## BEGIN MATERIAL FOR THIS EXERCISE

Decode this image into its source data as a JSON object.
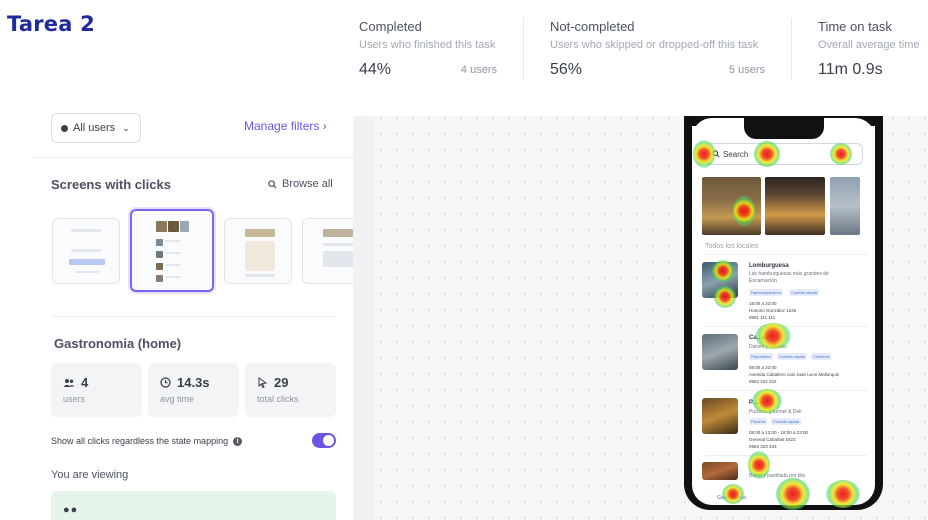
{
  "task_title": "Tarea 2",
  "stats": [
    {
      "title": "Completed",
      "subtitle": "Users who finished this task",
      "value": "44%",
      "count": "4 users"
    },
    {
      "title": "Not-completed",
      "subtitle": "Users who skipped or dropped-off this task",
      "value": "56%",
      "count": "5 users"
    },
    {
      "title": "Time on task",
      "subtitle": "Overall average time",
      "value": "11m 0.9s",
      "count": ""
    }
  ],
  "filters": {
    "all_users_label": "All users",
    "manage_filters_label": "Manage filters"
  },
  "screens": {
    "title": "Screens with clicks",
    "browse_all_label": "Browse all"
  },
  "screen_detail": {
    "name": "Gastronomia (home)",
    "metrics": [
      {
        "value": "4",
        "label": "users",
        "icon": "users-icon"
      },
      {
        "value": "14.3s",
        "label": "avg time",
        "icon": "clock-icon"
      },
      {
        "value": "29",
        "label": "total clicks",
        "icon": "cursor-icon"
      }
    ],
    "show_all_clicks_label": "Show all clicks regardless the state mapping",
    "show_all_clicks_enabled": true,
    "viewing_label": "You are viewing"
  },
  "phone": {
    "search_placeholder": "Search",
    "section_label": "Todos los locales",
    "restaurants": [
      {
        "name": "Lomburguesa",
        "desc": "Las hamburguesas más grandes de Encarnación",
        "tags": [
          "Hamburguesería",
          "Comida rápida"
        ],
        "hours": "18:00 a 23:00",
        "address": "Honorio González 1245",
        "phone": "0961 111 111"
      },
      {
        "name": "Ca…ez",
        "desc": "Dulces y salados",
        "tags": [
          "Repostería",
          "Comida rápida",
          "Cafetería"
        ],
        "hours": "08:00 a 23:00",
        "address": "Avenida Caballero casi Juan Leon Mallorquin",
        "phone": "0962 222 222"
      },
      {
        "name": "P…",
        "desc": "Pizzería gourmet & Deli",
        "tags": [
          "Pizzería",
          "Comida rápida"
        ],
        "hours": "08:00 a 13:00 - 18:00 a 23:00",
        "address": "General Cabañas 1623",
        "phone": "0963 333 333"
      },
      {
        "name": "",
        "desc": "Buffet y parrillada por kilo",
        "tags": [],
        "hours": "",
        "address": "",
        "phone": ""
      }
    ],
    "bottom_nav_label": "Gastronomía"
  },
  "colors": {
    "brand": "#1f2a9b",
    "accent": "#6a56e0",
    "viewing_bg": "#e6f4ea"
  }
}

## END MATERIAL FOR THIS EXERCISE
## BEGIN MATERIAL FOR THIS EXERCISE

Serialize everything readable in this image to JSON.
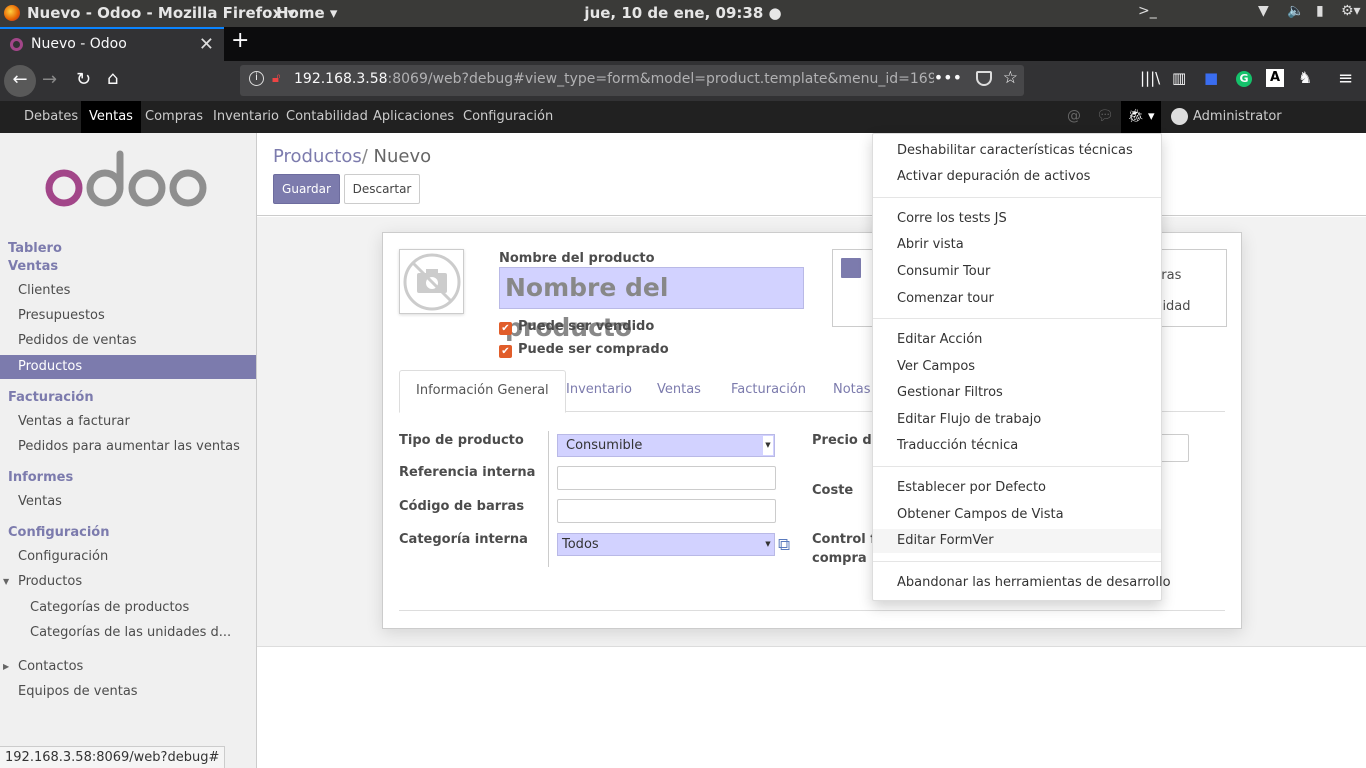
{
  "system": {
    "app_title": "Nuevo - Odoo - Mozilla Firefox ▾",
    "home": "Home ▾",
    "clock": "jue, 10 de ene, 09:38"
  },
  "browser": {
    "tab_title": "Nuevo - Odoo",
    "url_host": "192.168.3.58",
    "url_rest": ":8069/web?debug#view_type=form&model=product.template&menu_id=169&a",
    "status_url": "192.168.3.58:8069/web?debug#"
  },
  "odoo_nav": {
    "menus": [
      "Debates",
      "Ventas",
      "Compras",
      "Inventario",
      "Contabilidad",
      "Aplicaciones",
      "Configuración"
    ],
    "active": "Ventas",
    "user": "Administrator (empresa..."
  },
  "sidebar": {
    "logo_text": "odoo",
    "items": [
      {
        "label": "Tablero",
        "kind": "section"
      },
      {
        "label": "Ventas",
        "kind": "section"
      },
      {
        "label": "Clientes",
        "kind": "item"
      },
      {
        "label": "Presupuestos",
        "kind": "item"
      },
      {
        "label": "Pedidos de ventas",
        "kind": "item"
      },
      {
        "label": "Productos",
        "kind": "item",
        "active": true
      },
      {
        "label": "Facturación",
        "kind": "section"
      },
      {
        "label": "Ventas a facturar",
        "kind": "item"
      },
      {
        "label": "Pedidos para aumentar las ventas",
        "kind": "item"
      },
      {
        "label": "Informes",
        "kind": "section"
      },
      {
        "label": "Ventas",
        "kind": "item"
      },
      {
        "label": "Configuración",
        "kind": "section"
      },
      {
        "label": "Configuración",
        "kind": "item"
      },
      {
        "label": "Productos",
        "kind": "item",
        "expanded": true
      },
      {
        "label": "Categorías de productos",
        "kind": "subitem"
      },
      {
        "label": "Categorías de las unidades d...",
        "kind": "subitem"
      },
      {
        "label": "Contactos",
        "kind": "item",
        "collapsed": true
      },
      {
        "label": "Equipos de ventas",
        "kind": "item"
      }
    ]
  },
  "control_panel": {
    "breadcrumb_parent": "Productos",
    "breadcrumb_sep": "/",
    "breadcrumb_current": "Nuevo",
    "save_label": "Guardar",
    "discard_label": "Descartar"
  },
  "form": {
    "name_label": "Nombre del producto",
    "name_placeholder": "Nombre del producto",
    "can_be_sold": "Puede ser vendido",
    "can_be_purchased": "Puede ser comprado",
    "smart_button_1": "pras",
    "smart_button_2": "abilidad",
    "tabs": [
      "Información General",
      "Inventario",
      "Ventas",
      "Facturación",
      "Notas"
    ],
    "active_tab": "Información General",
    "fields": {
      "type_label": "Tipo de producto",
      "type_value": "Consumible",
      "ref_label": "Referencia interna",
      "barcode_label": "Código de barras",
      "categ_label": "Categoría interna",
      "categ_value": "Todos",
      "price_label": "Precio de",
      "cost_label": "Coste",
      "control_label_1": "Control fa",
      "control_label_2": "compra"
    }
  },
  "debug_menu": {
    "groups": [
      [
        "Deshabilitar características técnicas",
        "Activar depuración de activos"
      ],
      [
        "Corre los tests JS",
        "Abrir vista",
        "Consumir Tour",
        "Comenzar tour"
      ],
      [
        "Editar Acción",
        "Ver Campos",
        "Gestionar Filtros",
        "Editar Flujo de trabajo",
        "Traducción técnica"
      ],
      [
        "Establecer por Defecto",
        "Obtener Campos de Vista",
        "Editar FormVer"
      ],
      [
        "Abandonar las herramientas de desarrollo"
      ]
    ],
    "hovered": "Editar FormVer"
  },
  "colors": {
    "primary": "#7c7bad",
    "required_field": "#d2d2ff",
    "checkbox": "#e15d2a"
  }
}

## END MATERIAL FOR THIS EXERCISE

SHORT EXERCISE – Check every line of the listing for the string "Nombre" and report how many lines have it, as a number alone.

SOLUTION TO THIS TASK – 2